▶ **SHORT EXERCISE**
Pull every "ylabel" line out of the data below.

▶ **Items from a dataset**
####

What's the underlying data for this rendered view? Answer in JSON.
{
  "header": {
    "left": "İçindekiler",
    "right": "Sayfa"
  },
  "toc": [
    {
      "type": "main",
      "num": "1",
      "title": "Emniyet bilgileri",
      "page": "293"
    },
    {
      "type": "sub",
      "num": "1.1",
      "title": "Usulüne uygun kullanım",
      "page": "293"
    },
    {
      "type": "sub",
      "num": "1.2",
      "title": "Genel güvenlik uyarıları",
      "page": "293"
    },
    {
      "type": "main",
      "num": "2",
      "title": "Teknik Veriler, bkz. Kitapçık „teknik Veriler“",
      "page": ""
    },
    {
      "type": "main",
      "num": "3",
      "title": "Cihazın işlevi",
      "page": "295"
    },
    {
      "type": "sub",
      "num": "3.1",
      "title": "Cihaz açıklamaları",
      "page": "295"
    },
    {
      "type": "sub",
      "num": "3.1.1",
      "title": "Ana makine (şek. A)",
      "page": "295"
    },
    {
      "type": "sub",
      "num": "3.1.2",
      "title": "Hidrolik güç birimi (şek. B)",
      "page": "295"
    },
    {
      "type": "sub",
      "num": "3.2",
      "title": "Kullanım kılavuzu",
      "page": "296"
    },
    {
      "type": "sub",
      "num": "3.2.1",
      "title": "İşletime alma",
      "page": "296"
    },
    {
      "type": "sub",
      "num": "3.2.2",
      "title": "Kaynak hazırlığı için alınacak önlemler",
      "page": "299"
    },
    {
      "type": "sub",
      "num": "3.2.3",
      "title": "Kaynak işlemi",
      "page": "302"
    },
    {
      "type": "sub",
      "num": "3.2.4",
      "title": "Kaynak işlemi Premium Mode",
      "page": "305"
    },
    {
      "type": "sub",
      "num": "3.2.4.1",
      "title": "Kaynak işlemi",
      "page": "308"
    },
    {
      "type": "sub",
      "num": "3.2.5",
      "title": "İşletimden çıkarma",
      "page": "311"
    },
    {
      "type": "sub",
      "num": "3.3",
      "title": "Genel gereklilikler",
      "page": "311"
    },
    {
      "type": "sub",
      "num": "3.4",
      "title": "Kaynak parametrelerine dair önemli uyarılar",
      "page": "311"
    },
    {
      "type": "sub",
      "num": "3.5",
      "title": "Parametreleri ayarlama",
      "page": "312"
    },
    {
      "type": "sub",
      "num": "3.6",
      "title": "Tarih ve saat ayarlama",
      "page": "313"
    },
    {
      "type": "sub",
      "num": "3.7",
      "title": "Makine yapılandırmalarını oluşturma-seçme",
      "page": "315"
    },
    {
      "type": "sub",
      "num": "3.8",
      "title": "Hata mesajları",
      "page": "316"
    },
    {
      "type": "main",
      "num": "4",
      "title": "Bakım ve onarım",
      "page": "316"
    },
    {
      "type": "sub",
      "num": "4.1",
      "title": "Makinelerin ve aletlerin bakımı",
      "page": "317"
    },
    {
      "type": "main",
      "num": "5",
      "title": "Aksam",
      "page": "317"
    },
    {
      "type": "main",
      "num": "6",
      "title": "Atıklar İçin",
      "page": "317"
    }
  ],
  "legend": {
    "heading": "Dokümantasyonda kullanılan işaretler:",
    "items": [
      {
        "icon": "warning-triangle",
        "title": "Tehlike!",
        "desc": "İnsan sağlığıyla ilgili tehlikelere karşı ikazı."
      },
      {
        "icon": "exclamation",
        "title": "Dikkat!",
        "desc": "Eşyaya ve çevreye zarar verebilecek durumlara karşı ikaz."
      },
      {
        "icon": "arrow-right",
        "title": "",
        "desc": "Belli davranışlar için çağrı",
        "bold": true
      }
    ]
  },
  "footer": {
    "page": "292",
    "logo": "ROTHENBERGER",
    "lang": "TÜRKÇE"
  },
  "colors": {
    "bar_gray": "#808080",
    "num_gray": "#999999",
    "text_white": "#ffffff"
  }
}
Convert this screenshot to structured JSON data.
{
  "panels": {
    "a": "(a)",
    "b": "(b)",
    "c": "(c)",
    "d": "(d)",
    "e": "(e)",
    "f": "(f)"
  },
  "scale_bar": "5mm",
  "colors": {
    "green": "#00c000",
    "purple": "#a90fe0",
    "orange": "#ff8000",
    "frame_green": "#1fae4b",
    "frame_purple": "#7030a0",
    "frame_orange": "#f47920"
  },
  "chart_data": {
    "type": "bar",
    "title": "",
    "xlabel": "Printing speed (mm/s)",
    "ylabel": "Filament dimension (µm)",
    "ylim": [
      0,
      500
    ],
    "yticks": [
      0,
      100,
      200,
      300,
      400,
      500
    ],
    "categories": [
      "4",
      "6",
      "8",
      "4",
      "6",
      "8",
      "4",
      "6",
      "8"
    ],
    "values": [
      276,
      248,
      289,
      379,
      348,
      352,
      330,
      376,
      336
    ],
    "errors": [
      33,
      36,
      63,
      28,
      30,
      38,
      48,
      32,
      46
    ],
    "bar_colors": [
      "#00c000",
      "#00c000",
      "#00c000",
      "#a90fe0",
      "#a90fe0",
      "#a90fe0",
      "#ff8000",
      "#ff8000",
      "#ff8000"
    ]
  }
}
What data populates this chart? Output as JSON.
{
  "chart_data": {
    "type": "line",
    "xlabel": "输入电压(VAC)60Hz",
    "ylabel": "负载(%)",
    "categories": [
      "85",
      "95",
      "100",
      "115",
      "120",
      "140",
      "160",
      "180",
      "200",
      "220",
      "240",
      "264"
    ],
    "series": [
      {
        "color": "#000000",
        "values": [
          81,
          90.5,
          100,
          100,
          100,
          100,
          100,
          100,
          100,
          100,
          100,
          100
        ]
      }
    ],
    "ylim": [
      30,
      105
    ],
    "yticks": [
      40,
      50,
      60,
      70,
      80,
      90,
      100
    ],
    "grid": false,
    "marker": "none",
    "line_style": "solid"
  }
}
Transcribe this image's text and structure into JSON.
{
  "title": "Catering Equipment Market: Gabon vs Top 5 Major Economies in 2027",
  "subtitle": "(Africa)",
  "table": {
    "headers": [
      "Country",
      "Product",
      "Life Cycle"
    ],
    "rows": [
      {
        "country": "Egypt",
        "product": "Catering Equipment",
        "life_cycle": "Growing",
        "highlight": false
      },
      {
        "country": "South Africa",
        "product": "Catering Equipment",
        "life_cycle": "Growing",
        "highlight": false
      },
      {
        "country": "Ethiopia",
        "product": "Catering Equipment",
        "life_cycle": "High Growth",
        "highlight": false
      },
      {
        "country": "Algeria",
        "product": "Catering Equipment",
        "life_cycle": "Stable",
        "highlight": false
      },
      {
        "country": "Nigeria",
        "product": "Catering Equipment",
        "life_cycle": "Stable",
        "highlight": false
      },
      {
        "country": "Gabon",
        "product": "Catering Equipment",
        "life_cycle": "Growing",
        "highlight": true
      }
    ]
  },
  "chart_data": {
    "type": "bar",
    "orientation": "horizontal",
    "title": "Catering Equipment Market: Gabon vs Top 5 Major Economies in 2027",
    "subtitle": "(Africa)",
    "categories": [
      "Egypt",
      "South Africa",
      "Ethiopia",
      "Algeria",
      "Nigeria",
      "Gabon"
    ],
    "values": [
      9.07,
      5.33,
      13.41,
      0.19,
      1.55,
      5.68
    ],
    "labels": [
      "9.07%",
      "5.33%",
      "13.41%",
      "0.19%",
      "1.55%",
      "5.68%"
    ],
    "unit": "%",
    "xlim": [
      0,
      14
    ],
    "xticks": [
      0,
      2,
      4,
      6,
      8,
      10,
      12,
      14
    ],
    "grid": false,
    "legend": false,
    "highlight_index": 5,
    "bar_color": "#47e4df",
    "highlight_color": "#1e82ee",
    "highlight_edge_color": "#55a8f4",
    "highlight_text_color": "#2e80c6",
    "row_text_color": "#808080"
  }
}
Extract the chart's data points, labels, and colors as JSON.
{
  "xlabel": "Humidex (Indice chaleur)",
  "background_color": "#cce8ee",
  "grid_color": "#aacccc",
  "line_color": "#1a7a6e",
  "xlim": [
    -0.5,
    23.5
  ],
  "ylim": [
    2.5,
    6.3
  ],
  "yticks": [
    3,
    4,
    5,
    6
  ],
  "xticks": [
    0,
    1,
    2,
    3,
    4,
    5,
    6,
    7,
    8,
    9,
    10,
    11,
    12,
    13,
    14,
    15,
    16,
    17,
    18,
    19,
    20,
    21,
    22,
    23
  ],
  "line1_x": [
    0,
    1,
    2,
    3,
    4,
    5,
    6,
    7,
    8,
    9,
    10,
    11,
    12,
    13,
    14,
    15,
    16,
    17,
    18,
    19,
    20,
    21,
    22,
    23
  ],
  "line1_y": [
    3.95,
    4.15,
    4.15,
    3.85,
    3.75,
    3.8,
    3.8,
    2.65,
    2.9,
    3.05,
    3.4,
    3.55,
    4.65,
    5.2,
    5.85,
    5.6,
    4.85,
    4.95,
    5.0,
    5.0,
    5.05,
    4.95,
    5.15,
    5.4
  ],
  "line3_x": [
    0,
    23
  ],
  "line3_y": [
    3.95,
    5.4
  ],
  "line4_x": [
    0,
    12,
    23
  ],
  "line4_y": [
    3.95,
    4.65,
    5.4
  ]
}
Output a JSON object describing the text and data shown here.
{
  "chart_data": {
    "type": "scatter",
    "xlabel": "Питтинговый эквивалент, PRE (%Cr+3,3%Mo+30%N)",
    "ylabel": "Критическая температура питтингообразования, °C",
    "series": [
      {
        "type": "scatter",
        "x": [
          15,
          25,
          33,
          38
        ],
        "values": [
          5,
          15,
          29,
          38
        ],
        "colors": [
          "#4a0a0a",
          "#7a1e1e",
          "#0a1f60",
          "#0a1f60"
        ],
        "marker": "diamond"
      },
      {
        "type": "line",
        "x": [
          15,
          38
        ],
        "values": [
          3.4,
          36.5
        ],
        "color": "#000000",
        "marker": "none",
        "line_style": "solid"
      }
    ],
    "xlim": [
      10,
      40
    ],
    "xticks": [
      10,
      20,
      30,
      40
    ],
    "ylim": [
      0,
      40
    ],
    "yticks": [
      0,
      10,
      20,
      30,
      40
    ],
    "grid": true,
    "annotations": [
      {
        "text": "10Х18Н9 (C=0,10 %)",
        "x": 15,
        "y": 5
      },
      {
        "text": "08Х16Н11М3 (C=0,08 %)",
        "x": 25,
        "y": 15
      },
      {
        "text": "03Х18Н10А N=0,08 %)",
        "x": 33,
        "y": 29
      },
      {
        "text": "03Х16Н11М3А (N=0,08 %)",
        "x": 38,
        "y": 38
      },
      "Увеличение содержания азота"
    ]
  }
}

####

▶ **RESULT OF THIS TASK**
    "ylabel": "Filament dimension (µm)",
    "ylabel": "负载(%)",
    "ylabel": "Критическая температура питтингообразования, °C",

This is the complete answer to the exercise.